-- Dataset records --
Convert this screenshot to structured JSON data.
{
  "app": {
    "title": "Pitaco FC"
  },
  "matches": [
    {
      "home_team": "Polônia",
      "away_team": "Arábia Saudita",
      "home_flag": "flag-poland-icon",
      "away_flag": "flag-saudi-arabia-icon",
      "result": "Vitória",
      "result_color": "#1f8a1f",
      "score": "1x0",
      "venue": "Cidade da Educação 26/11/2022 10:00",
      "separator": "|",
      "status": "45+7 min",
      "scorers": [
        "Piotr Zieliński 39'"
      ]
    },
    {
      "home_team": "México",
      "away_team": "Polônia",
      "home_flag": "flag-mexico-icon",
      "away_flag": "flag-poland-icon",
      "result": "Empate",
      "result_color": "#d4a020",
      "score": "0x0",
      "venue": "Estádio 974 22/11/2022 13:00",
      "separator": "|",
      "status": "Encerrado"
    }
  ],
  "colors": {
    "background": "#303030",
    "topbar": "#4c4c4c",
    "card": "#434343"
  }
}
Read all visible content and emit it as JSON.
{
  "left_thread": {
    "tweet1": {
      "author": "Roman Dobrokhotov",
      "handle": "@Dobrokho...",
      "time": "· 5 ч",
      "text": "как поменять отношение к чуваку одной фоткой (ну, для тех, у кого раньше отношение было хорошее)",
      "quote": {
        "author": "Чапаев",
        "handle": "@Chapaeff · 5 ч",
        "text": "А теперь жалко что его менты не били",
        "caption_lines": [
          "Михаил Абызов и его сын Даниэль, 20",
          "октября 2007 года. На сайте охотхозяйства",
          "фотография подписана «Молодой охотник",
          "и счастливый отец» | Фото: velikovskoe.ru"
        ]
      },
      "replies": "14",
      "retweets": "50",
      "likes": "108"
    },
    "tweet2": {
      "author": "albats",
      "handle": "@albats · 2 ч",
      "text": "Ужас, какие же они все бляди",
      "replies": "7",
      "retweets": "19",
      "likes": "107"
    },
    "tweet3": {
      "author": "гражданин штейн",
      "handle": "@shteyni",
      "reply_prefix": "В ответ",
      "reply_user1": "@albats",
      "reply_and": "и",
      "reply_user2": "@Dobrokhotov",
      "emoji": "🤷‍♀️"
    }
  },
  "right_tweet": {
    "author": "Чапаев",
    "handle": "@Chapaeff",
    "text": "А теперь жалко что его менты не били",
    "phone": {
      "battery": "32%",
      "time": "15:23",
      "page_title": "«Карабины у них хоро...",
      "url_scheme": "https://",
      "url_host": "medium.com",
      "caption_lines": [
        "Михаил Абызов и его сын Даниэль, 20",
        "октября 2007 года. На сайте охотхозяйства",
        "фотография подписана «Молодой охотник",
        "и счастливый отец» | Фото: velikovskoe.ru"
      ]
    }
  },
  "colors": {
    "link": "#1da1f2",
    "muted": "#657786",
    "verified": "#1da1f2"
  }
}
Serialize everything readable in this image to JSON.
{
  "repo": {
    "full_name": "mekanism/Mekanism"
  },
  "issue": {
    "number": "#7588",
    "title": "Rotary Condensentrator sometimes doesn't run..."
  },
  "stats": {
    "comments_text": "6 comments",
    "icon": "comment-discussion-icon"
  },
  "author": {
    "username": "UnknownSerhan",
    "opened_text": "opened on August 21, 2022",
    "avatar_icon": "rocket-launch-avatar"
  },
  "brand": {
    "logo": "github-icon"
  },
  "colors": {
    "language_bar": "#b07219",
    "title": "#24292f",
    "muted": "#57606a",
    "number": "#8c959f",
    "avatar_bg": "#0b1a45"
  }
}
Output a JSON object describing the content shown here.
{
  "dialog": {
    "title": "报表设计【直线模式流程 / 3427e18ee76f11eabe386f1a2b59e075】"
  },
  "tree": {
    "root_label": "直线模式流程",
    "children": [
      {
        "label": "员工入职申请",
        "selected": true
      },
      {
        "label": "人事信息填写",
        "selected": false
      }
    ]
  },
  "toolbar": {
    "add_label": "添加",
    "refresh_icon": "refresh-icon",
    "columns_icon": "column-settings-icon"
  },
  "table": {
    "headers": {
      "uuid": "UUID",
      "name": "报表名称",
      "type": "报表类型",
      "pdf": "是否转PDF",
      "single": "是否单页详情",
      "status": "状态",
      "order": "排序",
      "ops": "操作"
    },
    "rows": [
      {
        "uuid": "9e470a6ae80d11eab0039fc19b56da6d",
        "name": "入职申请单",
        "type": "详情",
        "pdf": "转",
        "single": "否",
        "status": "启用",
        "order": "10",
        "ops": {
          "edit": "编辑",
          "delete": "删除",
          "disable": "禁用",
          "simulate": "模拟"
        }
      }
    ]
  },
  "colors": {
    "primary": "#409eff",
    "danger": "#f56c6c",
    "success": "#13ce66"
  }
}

-- What is asked --
Give back each line above precisely as it stands.

-- Result --
Convert this screenshot to structured JSON data.
{
  "app": {
    "title": "Pitaco FC"
  },
  "matches": [
    {
      "home_team": "Polônia",
      "away_team": "Arábia Saudita",
      "home_flag": "flag-poland-icon",
      "away_flag": "flag-saudi-arabia-icon",
      "result": "Vitória",
      "result_color": "#1f8a1f",
      "score": "1x0",
      "venue": "Cidade da Educação 26/11/2022 10:00",
      "separator": "|",
      "status": "45+7 min",
      "scorers": [
        "Piotr Zieliński 39'"
      ]
    },
    {
      "home_team": "México",
      "away_team": "Polônia",
      "home_flag": "flag-mexico-icon",
      "away_flag": "flag-poland-icon",
      "result": "Empate",
      "result_color": "#d4a020",
      "score": "0x0",
      "venue": "Estádio 974 22/11/2022 13:00",
      "separator": "|",
      "status": "Encerrado"
    }
  ],
  "colors": {
    "background": "#303030",
    "topbar": "#4c4c4c",
    "card": "#434343"
  }
}
Read all visible content and emit it as JSON.
{
  "left_thread": {
    "tweet1": {
      "author": "Roman Dobrokhotov",
      "handle": "@Dobrokho...",
      "time": "· 5 ч",
      "text": "как поменять отношение к чуваку одной фоткой (ну, для тех, у кого раньше отношение было хорошее)",
      "quote": {
        "author": "Чапаев",
        "handle": "@Chapaeff · 5 ч",
        "text": "А теперь жалко что его менты не били",
        "caption_lines": [
          "Михаил Абызов и его сын Даниэль, 20",
          "октября 2007 года. На сайте охотхозяйства",
          "фотография подписана «Молодой охотник",
          "и счастливый отец» | Фото: velikovskoe.ru"
        ]
      },
      "replies": "14",
      "retweets": "50",
      "likes": "108"
    },
    "tweet2": {
      "author": "albats",
      "handle": "@albats · 2 ч",
      "text": "Ужас, какие же они все бляди",
      "replies": "7",
      "retweets": "19",
      "likes": "107"
    },
    "tweet3": {
      "author": "гражданин штейн",
      "handle": "@shteyni",
      "reply_prefix": "В ответ",
      "reply_user1": "@albats",
      "reply_and": "и",
      "reply_user2": "@Dobrokhotov",
      "emoji": "🤷‍♀️"
    }
  },
  "right_tweet": {
    "author": "Чапаев",
    "handle": "@Chapaeff",
    "text": "А теперь жалко что его менты не били",
    "phone": {
      "battery": "32%",
      "time": "15:23",
      "page_title": "«Карабины у них хоро...",
      "url_scheme": "https://",
      "url_host": "medium.com",
      "caption_lines": [
        "Михаил Абызов и его сын Даниэль, 20",
        "октября 2007 года. На сайте охотхозяйства",
        "фотография подписана «Молодой охотник",
        "и счастливый отец» | Фото: velikovskoe.ru"
      ]
    }
  },
  "colors": {
    "link": "#1da1f2",
    "muted": "#657786",
    "verified": "#1da1f2"
  }
}
Serialize everything readable in this image to JSON.
{
  "repo": {
    "full_name": "mekanism/Mekanism"
  },
  "issue": {
    "number": "#7588",
    "title": "Rotary Condensentrator sometimes doesn't run..."
  },
  "stats": {
    "comments_text": "6 comments",
    "icon": "comment-discussion-icon"
  },
  "author": {
    "username": "UnknownSerhan",
    "opened_text": "opened on August 21, 2022",
    "avatar_icon": "rocket-launch-avatar"
  },
  "brand": {
    "logo": "github-icon"
  },
  "colors": {
    "language_bar": "#b07219",
    "title": "#24292f",
    "muted": "#57606a",
    "number": "#8c959f",
    "avatar_bg": "#0b1a45"
  }
}
Output a JSON object describing the content shown here.
{
  "dialog": {
    "title": "报表设计【直线模式流程 / 3427e18ee76f11eabe386f1a2b59e075】"
  },
  "tree": {
    "root_label": "直线模式流程",
    "children": [
      {
        "label": "员工入职申请",
        "selected": true
      },
      {
        "label": "人事信息填写",
        "selected": false
      }
    ]
  },
  "toolbar": {
    "add_label": "添加",
    "refresh_icon": "refresh-icon",
    "columns_icon": "column-settings-icon"
  },
  "table": {
    "headers": {
      "uuid": "UUID",
      "name": "报表名称",
      "type": "报表类型",
      "pdf": "是否转PDF",
      "single": "是否单页详情",
      "status": "状态",
      "order": "排序",
      "ops": "操作"
    },
    "rows": [
      {
        "uuid": "9e470a6ae80d11eab0039fc19b56da6d",
        "name": "入职申请单",
        "type": "详情",
        "pdf": "转",
        "single": "否",
        "status": "启用",
        "order": "10",
        "ops": {
          "edit": "编辑",
          "delete": "删除",
          "disable": "禁用",
          "simulate": "模拟"
        }
      }
    ]
  },
  "colors": {
    "primary": "#409eff",
    "danger": "#f56c6c",
    "success": "#13ce66"
  }
}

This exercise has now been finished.